STATED PROBLEM
Search the records for "demokratik". Copy every line where it appears.

DATASET EXTRACT
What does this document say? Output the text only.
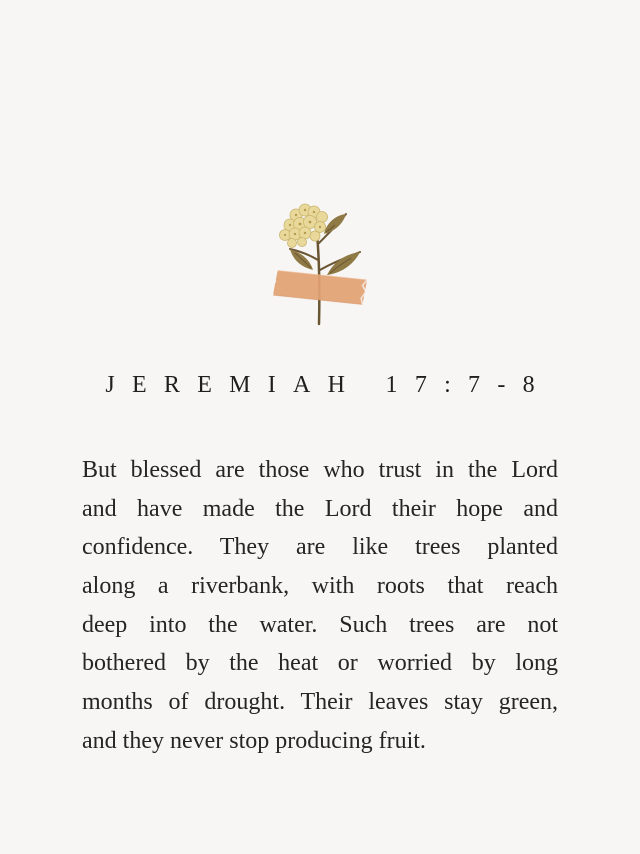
JEREMIAH 17:7-8
But blessed are those who trust in the Lord
and have made the Lord their hope and
confidence. They are like trees planted
along a riverbank, with roots that reach
deep into the water. Such trees are not
bothered by the heat or worried by long
months of drought. Their leaves stay green,
and they never stop producing fruit.
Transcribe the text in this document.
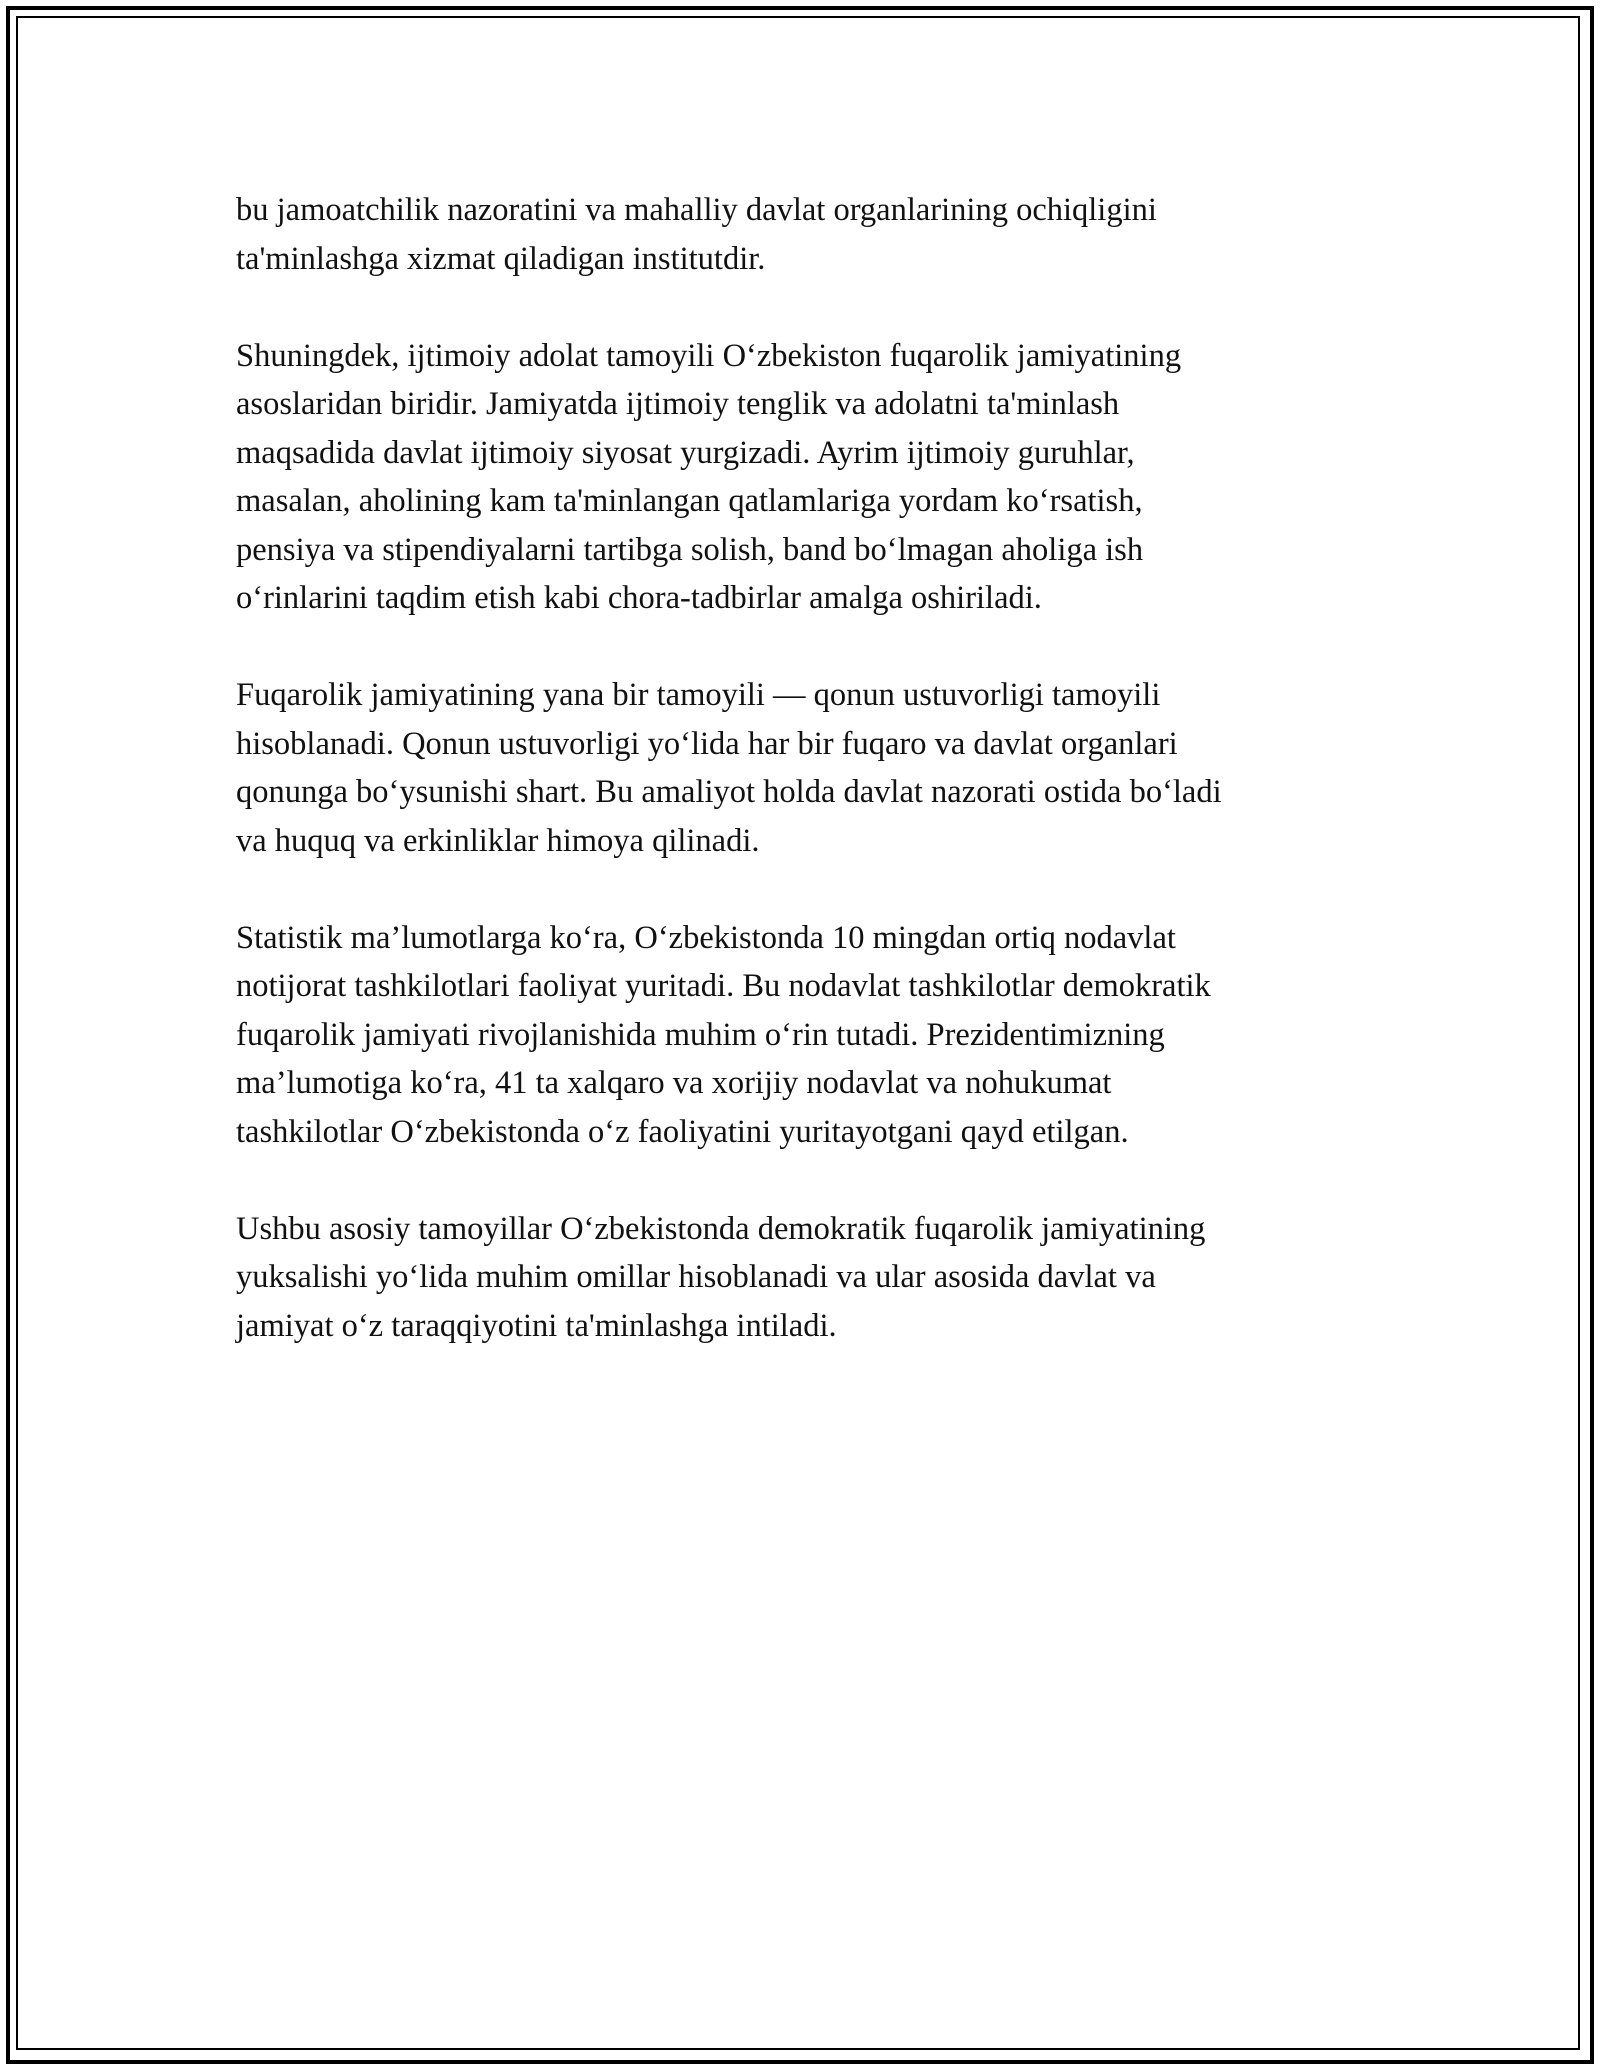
bu jamoatchilik nazoratini va mahalliy davlat organlarining ochiqligini
ta'minlashga xizmat qiladigan institutdir.

Shuningdek, ijtimoiy adolat tamoyili O‘zbekiston fuqarolik jamiyatining
asoslaridan biridir. Jamiyatda ijtimoiy tenglik va adolatni ta'minlash
maqsadida davlat ijtimoiy siyosat yurgizadi. Ayrim ijtimoiy guruhlar,
masalan, aholining kam ta'minlangan qatlamlariga yordam ko‘rsatish,
pensiya va stipendiyalarni tartibga solish, band bo‘lmagan aholiga ish
o‘rinlarini taqdim etish kabi chora-tadbirlar amalga oshiriladi.

Fuqarolik jamiyatining yana bir tamoyili — qonun ustuvorligi tamoyili
hisoblanadi. Qonun ustuvorligi yo‘lida har bir fuqaro va davlat organlari
qonunga bo‘ysunishi shart. Bu amaliyot holda davlat nazorati ostida bo‘ladi
va huquq va erkinliklar himoya qilinadi.

Statistik ma’lumotlarga ko‘ra, O‘zbekistonda 10 mingdan ortiq nodavlat
notijorat tashkilotlari faoliyat yuritadi. Bu nodavlat tashkilotlar demokratik
fuqarolik jamiyati rivojlanishida muhim o‘rin tutadi. Prezidentimizning
ma’lumotiga ko‘ra, 41 ta xalqaro va xorijiy nodavlat va nohukumat
tashkilotlar O‘zbekistonda o‘z faoliyatini yuritayotgani qayd etilgan.

Ushbu asosiy tamoyillar O‘zbekistonda demokratik fuqarolik jamiyatining
yuksalishi yo‘lida muhim omillar hisoblanadi va ular asosida davlat va
jamiyat o‘z taraqqiyotini ta'minlashga intiladi.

OUTPUT OF THE EXERCISE
notijorat tashkilotlari faoliyat yuritadi. Bu nodavlat tashkilotlar demokratik
Ushbu asosiy tamoyillar O‘zbekistonda demokratik fuqarolik jamiyatining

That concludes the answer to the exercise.